Begin DATA TO PROCESS

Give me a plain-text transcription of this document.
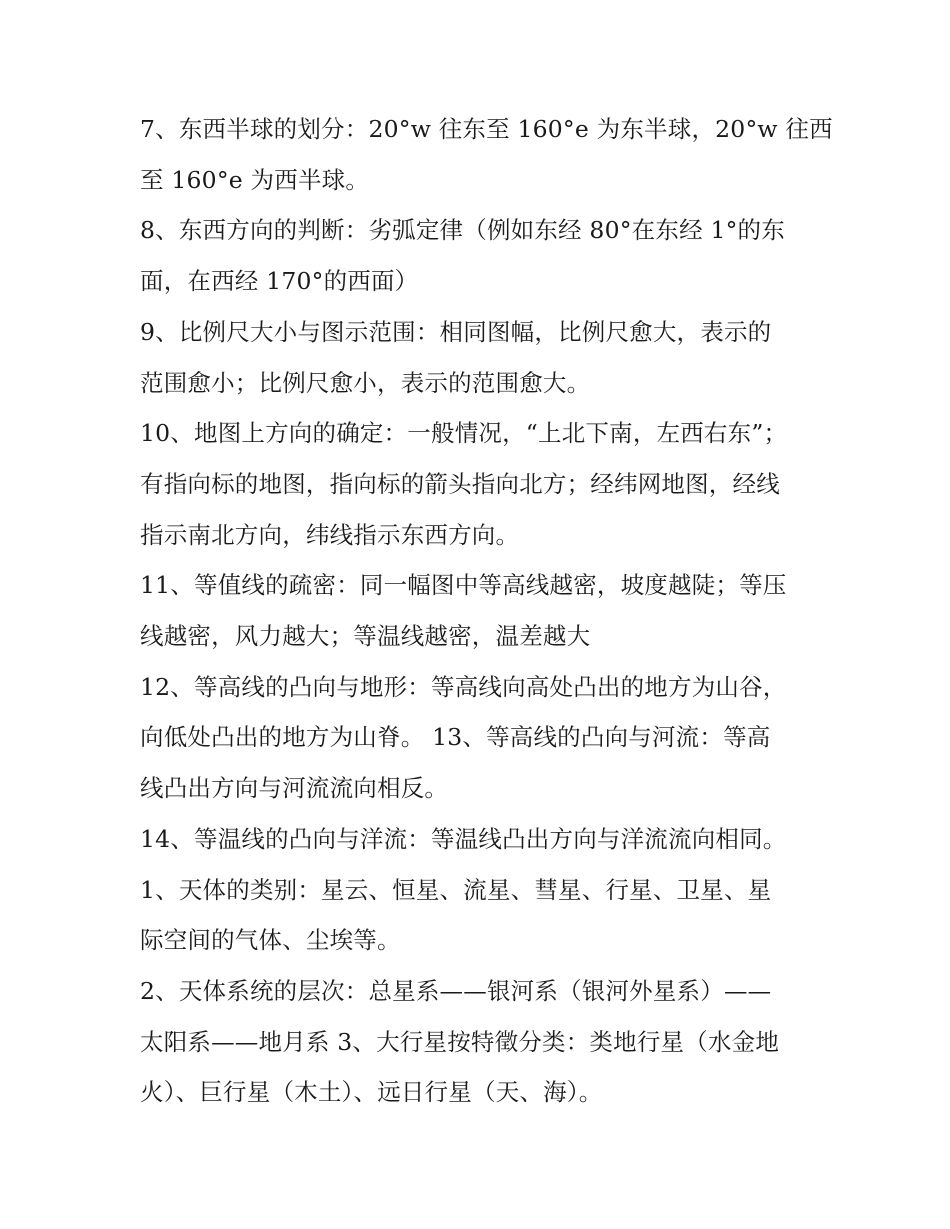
7、东西半球的划分：20°w 往东至 160°e 为东半球，20°w 往西
至 160°e 为西半球。

8、东西方向的判断：劣弧定律（例如东经 80°在东经 1°的东
面，在西经 170°的西面）

9、比例尺大小与图示范围：相同图幅，比例尺愈大，表示的
范围愈小；比例尺愈小，表示的范围愈大。

10、地图上方向的确定：一般情况，“上北下南，左西右东”；
有指向标的地图，指向标的箭头指向北方；经纬网地图，经线
指示南北方向，纬线指示东西方向。

11、等值线的疏密：同一幅图中等高线越密，坡度越陡；等压
线越密，风力越大；等温线越密，温差越大

12、等高线的凸向与地形：等高线向高处凸出的地方为山谷，
向低处凸出的地方为山脊。 13、等高线的凸向与河流：等高
线凸出方向与河流流向相反。

14、等温线的凸向与洋流：等温线凸出方向与洋流流向相同。

1、天体的类别：星云、恒星、流星、彗星、行星、卫星、星
际空间的气体、尘埃等。

2、天体系统的层次：总星系——银河系（银河外星系）——
太阳系——地月系 3、大行星按特徵分类：类地行星（水金地
火）、巨行星（木土）、远日行星（天、海）。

End DATA TO PROCESS

- [STATED EXERCISE]: Repeat the lines above exactly, and keep every picture out.

- [RESULT FOR THIS EXERCISE]:
Give me a plain-text transcription of this document.
7、东西半球的划分：20°w 往东至 160°e 为东半球，20°w 往西
至 160°e 为西半球。

8、东西方向的判断：劣弧定律（例如东经 80°在东经 1°的东
面，在西经 170°的西面）

9、比例尺大小与图示范围：相同图幅，比例尺愈大，表示的
范围愈小；比例尺愈小，表示的范围愈大。

10、地图上方向的确定：一般情况，“上北下南，左西右东”；
有指向标的地图，指向标的箭头指向北方；经纬网地图，经线
指示南北方向，纬线指示东西方向。

11、等值线的疏密：同一幅图中等高线越密，坡度越陡；等压
线越密，风力越大；等温线越密，温差越大

12、等高线的凸向与地形：等高线向高处凸出的地方为山谷，
向低处凸出的地方为山脊。 13、等高线的凸向与河流：等高
线凸出方向与河流流向相反。

14、等温线的凸向与洋流：等温线凸出方向与洋流流向相同。

1、天体的类别：星云、恒星、流星、彗星、行星、卫星、星
际空间的气体、尘埃等。

2、天体系统的层次：总星系——银河系（银河外星系）——
太阳系——地月系 3、大行星按特徵分类：类地行星（水金地
火）、巨行星（木土）、远日行星（天、海）。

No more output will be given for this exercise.